#### [Data records]

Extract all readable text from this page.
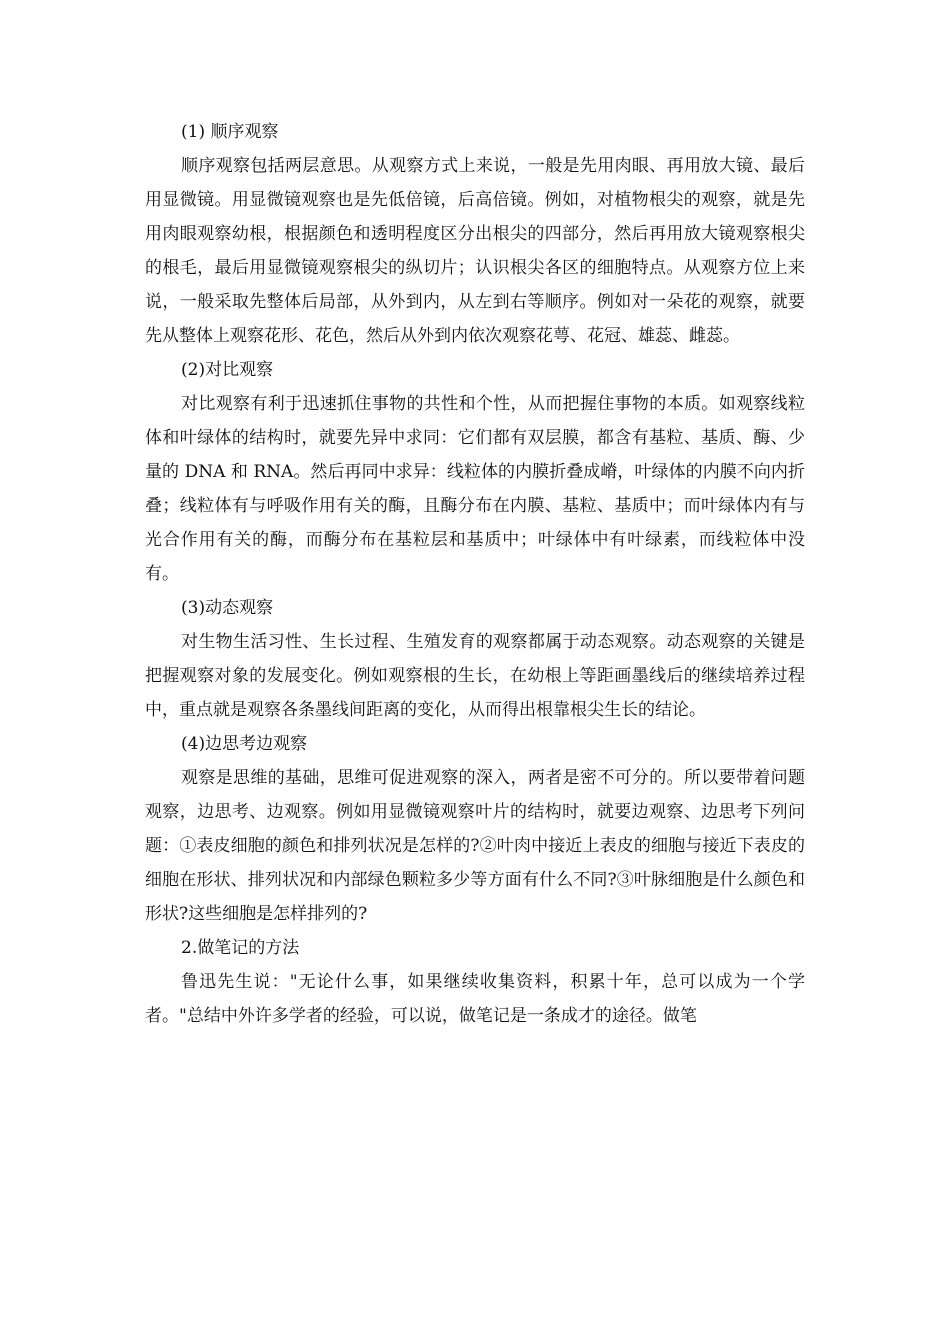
(1) 顺序观察

顺序观察包括两层意思。从观察方式上来说，一般是先用肉眼、再用放大镜、最后用显微镜。用显微镜观察也是先低倍镜，后高倍镜。例如，对植物根尖的观察，就是先用肉眼观察幼根，根据颜色和透明程度区分出根尖的四部分，然后再用放大镜观察根尖的根毛，最后用显微镜观察根尖的纵切片；认识根尖各区的细胞特点。从观察方位上来说，一般采取先整体后局部，从外到内，从左到右等顺序。例如对一朵花的观察，就要先从整体上观察花形、花色，然后从外到内依次观察花萼、花冠、雄蕊、雌蕊。

(2)对比观察

对比观察有利于迅速抓住事物的共性和个性，从而把握住事物的本质。如观察线粒体和叶绿体的结构时，就要先异中求同：它们都有双层膜，都含有基粒、基质、酶、少量的 DNA 和 RNA。然后再同中求异：线粒体的内膜折叠成嵴，叶绿体的内膜不向内折叠；线粒体有与呼吸作用有关的酶，且酶分布在内膜、基粒、基质中；而叶绿体内有与光合作用有关的酶，而酶分布在基粒层和基质中；叶绿体中有叶绿素，而线粒体中没有。

(3)动态观察

对生物生活习性、生长过程、生殖发育的观察都属于动态观察。动态观察的关键是把握观察对象的发展变化。例如观察根的生长，在幼根上等距画墨线后的继续培养过程中，重点就是观察各条墨线间距离的变化，从而得出根靠根尖生长的结论。

(4)边思考边观察

观察是思维的基础，思维可促进观察的深入，两者是密不可分的。所以要带着问题观察，边思考、边观察。例如用显微镜观察叶片的结构时，就要边观察、边思考下列问题：①表皮细胞的颜色和排列状况是怎样的?②叶肉中接近上表皮的细胞与接近下表皮的细胞在形状、排列状况和内部绿色颗粒多少等方面有什么不同?③叶脉细胞是什么颜色和形状?这些细胞是怎样排列的?

2.做笔记的方法

鲁迅先生说："无论什么事，如果继续收集资料，积累十年，总可以成为一个学者。"总结中外许多学者的经验，可以说，做笔记是一条成才的途径。做笔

#### [Your instructions]
Your task is to copy the entries in full and exactly, without any images.

#### [Task answer]
Extract all readable text from this page.
(1) 顺序观察

顺序观察包括两层意思。从观察方式上来说，一般是先用肉眼、再用放大镜、最后用显微镜。用显微镜观察也是先低倍镜，后高倍镜。例如，对植物根尖的观察，就是先用肉眼观察幼根，根据颜色和透明程度区分出根尖的四部分，然后再用放大镜观察根尖的根毛，最后用显微镜观察根尖的纵切片；认识根尖各区的细胞特点。从观察方位上来说，一般采取先整体后局部，从外到内，从左到右等顺序。例如对一朵花的观察，就要先从整体上观察花形、花色，然后从外到内依次观察花萼、花冠、雄蕊、雌蕊。

(2)对比观察

对比观察有利于迅速抓住事物的共性和个性，从而把握住事物的本质。如观察线粒体和叶绿体的结构时，就要先异中求同：它们都有双层膜，都含有基粒、基质、酶、少量的 DNA 和 RNA。然后再同中求异：线粒体的内膜折叠成嵴，叶绿体的内膜不向内折叠；线粒体有与呼吸作用有关的酶，且酶分布在内膜、基粒、基质中；而叶绿体内有与光合作用有关的酶，而酶分布在基粒层和基质中；叶绿体中有叶绿素，而线粒体中没有。

(3)动态观察

对生物生活习性、生长过程、生殖发育的观察都属于动态观察。动态观察的关键是把握观察对象的发展变化。例如观察根的生长，在幼根上等距画墨线后的继续培养过程中，重点就是观察各条墨线间距离的变化，从而得出根靠根尖生长的结论。

(4)边思考边观察

观察是思维的基础，思维可促进观察的深入，两者是密不可分的。所以要带着问题观察，边思考、边观察。例如用显微镜观察叶片的结构时，就要边观察、边思考下列问题：①表皮细胞的颜色和排列状况是怎样的?②叶肉中接近上表皮的细胞与接近下表皮的细胞在形状、排列状况和内部绿色颗粒多少等方面有什么不同?③叶脉细胞是什么颜色和形状?这些细胞是怎样排列的?

2.做笔记的方法

鲁迅先生说："无论什么事，如果继续收集资料，积累十年，总可以成为一个学者。"总结中外许多学者的经验，可以说，做笔记是一条成才的途径。做笔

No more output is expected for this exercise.